* **REQUIRED WORK**: Spot each line in the records below where the word "Domestic" occurs, then copy it.

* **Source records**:
□ □ □ □

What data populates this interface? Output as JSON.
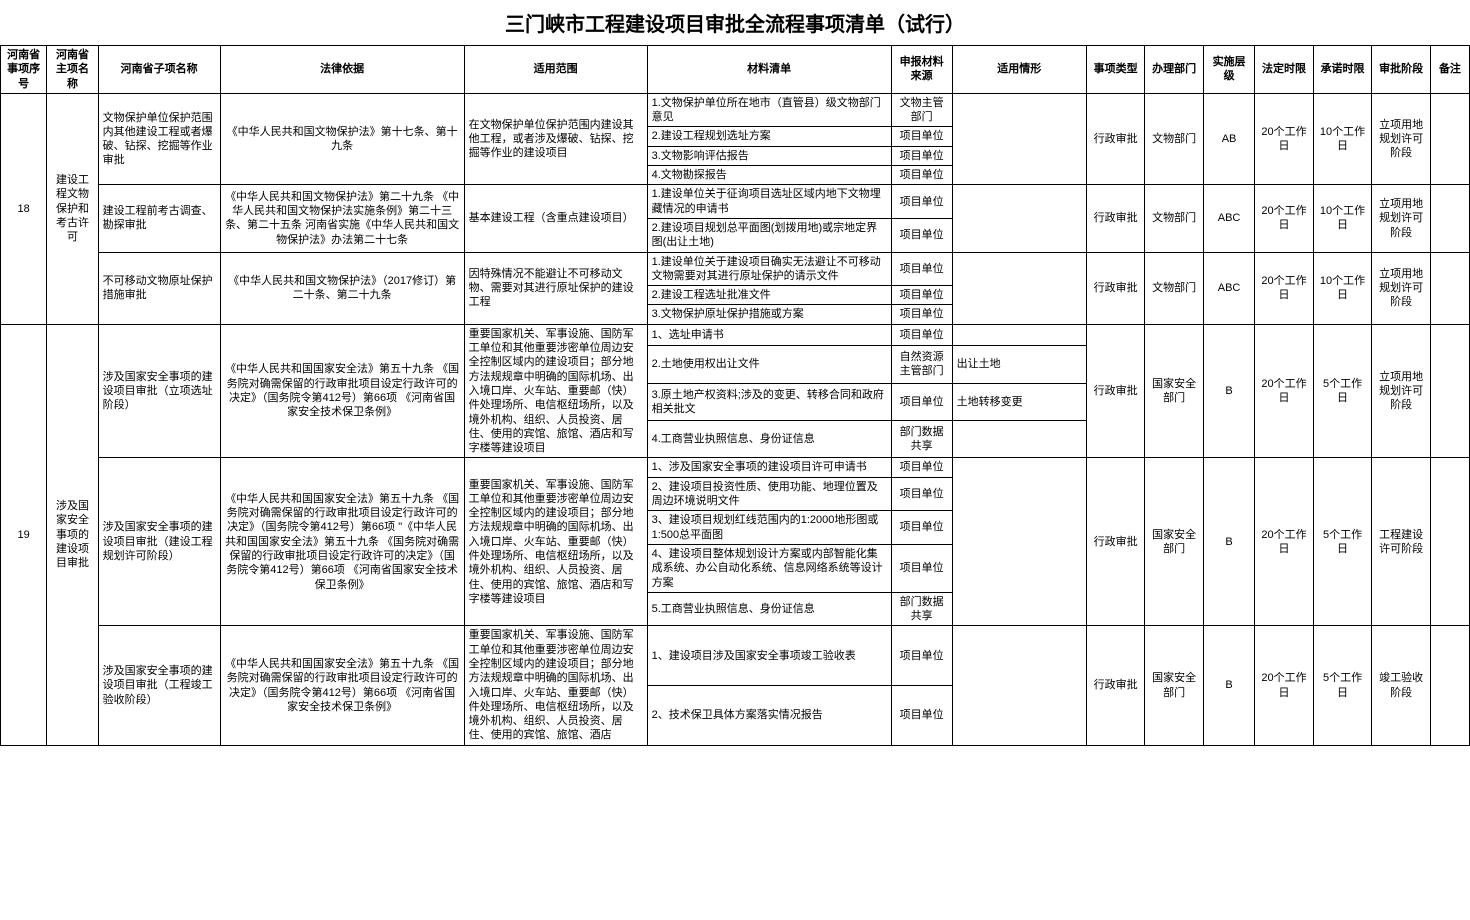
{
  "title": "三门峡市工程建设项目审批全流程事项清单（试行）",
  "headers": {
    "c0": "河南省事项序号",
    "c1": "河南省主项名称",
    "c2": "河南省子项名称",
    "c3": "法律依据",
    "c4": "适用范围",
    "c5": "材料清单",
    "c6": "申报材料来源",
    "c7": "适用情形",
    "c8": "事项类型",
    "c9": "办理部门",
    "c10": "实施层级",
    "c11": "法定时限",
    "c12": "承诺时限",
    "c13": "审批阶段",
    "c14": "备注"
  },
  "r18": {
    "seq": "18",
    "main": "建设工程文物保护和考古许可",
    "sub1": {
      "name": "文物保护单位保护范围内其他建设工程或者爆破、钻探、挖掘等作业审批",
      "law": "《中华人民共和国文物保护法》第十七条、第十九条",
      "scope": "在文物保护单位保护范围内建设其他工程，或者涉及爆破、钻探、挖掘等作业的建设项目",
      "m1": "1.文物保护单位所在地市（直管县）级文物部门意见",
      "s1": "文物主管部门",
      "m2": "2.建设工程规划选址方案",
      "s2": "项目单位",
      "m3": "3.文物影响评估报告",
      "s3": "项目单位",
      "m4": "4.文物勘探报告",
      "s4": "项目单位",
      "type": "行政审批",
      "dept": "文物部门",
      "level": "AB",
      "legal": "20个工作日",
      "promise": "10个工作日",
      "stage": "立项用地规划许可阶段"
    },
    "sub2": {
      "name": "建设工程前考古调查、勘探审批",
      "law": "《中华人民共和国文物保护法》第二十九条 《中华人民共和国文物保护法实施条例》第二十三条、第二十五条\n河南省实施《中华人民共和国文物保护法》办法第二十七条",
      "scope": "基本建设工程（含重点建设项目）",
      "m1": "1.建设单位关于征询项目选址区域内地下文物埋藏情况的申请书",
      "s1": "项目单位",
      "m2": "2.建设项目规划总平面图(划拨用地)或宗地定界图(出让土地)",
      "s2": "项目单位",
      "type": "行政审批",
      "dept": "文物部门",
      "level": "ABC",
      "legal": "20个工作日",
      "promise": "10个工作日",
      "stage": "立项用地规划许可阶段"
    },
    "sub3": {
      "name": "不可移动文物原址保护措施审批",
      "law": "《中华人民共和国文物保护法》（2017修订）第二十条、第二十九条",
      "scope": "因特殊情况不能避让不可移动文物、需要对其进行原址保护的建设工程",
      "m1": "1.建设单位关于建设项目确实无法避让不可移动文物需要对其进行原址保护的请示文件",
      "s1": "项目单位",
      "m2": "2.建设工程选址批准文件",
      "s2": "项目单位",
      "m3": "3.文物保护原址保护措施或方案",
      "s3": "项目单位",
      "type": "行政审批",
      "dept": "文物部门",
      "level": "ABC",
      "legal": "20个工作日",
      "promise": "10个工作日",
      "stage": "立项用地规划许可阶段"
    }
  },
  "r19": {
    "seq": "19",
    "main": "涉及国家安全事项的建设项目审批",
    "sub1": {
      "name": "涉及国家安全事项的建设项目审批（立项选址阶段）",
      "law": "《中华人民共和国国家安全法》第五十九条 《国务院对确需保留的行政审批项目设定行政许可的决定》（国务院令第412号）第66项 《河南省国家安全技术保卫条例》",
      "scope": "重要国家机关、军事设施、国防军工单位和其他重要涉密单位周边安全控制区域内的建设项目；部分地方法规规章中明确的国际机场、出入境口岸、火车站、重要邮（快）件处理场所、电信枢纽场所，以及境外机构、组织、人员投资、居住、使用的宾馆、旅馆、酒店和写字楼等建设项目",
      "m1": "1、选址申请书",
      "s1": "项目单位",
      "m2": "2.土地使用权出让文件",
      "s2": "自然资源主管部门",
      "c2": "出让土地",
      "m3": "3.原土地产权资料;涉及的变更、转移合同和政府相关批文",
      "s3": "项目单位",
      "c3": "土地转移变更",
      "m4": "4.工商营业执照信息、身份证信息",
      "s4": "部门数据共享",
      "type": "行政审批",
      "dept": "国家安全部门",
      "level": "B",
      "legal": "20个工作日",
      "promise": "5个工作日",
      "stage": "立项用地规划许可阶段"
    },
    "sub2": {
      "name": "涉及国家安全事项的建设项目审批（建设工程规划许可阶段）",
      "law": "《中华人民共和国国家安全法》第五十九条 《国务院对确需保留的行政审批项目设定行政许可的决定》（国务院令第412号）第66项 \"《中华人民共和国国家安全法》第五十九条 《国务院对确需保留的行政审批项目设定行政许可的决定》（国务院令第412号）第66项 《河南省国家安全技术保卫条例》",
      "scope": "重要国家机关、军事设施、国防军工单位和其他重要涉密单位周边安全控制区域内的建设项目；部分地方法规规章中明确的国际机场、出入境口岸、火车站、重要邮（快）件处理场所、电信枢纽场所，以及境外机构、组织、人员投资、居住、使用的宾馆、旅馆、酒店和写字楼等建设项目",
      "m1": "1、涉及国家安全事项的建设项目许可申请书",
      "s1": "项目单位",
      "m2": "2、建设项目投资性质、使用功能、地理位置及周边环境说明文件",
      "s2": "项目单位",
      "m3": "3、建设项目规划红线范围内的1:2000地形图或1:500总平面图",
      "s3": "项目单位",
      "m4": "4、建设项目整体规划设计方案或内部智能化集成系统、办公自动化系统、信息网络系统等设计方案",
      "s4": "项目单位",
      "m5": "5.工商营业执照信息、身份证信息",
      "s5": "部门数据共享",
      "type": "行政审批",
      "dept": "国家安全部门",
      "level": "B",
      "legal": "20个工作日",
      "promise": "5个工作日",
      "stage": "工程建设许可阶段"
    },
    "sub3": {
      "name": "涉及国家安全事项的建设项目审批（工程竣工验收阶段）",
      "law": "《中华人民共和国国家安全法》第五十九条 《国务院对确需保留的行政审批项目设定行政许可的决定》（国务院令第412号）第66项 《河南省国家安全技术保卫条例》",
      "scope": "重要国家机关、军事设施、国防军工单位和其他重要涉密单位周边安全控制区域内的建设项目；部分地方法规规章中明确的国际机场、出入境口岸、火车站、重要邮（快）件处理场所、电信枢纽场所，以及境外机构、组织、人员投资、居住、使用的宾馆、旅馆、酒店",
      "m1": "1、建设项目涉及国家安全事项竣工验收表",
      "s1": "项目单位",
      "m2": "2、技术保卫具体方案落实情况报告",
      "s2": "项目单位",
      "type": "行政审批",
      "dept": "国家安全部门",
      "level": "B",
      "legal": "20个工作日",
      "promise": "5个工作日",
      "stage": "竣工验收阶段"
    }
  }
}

□ □ □ □

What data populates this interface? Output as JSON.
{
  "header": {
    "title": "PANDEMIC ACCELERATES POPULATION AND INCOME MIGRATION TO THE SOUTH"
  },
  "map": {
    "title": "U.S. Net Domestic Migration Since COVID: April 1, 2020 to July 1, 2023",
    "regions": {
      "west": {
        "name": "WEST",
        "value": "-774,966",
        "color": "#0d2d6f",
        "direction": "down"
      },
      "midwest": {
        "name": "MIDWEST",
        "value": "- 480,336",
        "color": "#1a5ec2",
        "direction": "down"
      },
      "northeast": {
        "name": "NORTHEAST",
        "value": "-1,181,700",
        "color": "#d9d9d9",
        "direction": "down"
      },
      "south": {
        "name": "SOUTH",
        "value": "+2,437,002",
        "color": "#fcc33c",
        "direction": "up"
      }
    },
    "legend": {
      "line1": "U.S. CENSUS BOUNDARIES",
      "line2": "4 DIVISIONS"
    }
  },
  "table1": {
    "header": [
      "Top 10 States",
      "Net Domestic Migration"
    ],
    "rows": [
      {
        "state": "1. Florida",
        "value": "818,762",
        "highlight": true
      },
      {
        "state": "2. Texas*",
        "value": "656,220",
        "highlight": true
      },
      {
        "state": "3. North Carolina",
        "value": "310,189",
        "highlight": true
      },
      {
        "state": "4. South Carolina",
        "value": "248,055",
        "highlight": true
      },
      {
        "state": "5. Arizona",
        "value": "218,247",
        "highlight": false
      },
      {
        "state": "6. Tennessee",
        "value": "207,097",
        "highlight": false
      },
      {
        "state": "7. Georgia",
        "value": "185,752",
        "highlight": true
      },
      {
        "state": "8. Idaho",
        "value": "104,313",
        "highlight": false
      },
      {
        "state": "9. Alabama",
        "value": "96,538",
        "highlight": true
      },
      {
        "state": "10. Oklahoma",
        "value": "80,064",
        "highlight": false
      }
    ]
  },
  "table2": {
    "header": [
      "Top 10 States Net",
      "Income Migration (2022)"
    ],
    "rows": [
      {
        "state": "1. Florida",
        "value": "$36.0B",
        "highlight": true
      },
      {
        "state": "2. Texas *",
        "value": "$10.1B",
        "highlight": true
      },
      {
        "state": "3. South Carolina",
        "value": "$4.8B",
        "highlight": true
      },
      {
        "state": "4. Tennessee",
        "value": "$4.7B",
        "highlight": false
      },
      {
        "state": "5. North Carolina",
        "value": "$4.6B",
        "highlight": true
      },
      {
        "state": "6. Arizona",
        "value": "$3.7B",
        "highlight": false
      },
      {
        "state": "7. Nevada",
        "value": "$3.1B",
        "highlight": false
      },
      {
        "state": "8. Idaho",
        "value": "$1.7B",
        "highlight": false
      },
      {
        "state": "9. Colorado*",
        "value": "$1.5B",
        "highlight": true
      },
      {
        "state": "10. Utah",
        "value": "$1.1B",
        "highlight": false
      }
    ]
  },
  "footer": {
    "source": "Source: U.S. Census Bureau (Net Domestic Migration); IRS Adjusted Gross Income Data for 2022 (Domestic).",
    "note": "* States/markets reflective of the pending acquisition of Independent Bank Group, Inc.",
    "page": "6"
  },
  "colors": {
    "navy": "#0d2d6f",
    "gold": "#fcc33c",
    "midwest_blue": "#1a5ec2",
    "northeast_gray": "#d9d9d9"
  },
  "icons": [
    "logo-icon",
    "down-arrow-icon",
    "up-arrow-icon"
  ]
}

□ □ □ □

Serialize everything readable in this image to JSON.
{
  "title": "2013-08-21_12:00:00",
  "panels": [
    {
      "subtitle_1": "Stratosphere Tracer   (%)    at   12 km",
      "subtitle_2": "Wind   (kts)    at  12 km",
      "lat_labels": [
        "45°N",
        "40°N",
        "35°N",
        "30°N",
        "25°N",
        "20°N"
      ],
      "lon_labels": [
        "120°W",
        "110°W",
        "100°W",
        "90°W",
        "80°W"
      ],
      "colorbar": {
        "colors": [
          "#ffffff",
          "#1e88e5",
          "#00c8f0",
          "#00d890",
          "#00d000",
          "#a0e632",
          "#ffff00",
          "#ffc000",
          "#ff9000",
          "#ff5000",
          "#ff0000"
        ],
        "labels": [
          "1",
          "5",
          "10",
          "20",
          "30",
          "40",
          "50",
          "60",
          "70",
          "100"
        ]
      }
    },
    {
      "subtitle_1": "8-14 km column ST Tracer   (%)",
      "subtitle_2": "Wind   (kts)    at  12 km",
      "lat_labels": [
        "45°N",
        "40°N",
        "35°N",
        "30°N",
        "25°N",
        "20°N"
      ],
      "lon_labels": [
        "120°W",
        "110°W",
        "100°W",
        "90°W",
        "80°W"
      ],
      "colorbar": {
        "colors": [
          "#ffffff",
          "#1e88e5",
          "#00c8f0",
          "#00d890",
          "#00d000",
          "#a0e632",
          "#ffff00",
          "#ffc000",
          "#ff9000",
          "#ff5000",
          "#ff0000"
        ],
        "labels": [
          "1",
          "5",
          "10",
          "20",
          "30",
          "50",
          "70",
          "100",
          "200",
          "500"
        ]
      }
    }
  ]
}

□ □ □ □

* **OUTPUT FOR THIS EXERCISE**:
    "title": "U.S. Net Domestic Migration Since COVID: April 1, 2020 to July 1, 2023",
      "Net Domestic Migration"
    "source": "Source: U.S. Census Bureau (Net Domestic Migration); IRS Adjusted Gross Income Data for 2022 (Domestic).",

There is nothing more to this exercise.